* **REQUIREMENT**
"unde" appears in how many lines of the entries? State only the number.

* **MATERIAL FOR THIS EXERCISE**
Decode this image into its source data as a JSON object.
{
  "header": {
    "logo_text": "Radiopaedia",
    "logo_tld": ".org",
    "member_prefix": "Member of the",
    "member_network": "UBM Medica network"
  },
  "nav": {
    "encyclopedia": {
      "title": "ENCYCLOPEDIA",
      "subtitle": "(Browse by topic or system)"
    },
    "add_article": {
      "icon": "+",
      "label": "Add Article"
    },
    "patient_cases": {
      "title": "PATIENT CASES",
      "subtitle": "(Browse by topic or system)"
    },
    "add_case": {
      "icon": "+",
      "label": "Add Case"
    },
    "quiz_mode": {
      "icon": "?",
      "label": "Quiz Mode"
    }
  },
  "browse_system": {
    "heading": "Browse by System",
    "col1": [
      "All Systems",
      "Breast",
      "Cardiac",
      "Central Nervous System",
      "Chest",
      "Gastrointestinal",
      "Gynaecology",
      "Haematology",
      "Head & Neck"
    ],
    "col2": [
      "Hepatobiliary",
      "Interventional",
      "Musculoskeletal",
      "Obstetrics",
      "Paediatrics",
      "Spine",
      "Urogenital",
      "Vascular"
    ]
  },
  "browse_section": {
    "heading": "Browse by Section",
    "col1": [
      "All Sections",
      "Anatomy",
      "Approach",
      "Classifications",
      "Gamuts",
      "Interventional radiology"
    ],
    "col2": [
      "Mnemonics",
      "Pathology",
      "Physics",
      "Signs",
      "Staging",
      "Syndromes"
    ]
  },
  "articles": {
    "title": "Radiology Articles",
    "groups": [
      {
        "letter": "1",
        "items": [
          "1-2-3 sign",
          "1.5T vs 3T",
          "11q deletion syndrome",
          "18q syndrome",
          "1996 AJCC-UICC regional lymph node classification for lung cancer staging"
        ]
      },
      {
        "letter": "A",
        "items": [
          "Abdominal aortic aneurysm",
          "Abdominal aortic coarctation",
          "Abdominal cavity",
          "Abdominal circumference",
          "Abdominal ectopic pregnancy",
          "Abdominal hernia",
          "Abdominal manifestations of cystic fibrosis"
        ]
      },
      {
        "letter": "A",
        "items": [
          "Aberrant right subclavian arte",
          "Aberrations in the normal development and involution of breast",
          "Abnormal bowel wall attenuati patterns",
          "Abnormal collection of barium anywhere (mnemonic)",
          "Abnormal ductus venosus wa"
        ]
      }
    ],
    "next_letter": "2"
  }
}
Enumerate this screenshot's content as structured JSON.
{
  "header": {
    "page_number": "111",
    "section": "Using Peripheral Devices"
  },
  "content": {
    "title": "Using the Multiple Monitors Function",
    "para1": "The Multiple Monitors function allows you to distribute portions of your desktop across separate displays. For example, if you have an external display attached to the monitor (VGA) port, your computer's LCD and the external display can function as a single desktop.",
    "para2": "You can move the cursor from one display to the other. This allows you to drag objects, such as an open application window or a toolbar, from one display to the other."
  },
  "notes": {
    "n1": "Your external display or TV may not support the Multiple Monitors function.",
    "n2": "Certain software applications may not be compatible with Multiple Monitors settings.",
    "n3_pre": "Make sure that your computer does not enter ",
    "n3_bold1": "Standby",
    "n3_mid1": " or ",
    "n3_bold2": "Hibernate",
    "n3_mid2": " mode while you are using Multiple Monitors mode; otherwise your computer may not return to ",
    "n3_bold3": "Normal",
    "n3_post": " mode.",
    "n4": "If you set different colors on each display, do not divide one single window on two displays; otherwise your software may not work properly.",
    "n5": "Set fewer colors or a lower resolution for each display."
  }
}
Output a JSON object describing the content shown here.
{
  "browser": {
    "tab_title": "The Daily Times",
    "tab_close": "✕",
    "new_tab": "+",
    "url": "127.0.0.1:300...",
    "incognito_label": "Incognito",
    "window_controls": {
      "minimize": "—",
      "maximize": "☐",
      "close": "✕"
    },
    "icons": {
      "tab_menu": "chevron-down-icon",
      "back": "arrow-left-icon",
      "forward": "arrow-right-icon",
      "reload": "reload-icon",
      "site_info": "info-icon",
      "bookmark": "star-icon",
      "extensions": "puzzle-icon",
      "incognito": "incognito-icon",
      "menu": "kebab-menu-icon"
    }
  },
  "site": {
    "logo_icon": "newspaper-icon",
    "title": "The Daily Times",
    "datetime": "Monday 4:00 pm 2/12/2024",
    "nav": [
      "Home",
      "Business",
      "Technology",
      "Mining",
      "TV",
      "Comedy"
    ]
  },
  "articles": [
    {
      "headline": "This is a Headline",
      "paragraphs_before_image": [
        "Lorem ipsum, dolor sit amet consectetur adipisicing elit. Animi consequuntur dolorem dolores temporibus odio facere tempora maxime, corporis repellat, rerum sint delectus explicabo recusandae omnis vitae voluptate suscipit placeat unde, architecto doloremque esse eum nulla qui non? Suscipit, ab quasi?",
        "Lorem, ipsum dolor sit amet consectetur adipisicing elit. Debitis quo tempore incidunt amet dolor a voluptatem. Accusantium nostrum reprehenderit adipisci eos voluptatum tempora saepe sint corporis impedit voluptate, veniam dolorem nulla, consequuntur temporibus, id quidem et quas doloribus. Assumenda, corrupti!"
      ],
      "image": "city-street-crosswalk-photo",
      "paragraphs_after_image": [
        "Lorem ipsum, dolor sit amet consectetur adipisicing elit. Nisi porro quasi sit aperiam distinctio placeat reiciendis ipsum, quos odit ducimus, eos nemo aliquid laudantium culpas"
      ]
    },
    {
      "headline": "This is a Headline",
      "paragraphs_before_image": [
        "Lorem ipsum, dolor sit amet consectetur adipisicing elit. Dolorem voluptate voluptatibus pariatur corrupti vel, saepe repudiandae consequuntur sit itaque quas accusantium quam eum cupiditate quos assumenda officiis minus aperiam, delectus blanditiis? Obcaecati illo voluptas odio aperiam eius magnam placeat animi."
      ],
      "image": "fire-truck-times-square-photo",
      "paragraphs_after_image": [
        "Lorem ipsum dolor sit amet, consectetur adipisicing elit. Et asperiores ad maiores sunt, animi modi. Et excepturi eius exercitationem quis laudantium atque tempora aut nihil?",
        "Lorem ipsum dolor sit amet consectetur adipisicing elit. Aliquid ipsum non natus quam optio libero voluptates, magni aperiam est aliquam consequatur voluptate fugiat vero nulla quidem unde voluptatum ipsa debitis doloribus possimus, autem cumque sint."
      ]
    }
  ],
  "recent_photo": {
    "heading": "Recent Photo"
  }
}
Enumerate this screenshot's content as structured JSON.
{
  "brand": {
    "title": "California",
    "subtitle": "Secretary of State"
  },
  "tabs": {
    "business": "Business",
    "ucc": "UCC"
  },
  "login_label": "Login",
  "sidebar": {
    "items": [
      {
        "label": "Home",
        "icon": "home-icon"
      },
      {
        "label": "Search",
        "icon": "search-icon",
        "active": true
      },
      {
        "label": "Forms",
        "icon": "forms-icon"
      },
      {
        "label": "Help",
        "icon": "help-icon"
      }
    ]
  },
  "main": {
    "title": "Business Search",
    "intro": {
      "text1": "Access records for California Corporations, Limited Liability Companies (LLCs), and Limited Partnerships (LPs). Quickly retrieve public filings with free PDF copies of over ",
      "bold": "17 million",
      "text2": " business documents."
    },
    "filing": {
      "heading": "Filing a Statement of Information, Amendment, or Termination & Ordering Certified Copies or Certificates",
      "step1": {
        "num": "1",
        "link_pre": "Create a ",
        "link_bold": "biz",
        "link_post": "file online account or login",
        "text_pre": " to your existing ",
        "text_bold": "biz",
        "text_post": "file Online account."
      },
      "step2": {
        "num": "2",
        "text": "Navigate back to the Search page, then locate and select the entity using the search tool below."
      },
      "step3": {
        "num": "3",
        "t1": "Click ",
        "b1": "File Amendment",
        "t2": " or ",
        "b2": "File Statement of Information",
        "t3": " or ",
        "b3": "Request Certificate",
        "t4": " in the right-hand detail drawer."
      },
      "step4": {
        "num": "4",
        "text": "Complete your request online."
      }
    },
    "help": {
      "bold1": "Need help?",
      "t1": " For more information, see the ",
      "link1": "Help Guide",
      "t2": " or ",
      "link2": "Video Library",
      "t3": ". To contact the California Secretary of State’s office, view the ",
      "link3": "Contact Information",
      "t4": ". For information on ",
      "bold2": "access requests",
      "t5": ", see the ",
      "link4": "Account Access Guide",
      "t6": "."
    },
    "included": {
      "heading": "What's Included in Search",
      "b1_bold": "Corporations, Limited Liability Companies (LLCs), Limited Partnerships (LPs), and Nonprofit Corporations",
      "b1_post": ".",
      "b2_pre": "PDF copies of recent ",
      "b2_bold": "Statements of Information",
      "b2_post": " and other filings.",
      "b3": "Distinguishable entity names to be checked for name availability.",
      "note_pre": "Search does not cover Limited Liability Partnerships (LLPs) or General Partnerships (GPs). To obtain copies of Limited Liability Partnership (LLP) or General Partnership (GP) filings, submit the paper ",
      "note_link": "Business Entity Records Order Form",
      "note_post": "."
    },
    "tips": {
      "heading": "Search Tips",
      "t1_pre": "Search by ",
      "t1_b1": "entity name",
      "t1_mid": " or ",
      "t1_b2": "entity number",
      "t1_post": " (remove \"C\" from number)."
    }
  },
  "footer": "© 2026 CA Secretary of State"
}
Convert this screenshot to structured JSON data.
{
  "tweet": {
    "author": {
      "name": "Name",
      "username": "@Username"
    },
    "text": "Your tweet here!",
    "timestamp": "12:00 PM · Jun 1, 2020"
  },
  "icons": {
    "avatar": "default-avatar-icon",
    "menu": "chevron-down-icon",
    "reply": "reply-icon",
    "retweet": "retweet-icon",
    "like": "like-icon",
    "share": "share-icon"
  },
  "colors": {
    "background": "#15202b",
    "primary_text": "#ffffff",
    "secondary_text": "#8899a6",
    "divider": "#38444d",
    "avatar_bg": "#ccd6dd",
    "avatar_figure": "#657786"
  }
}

* **RESPONSE TO THIS EXERCISE**
2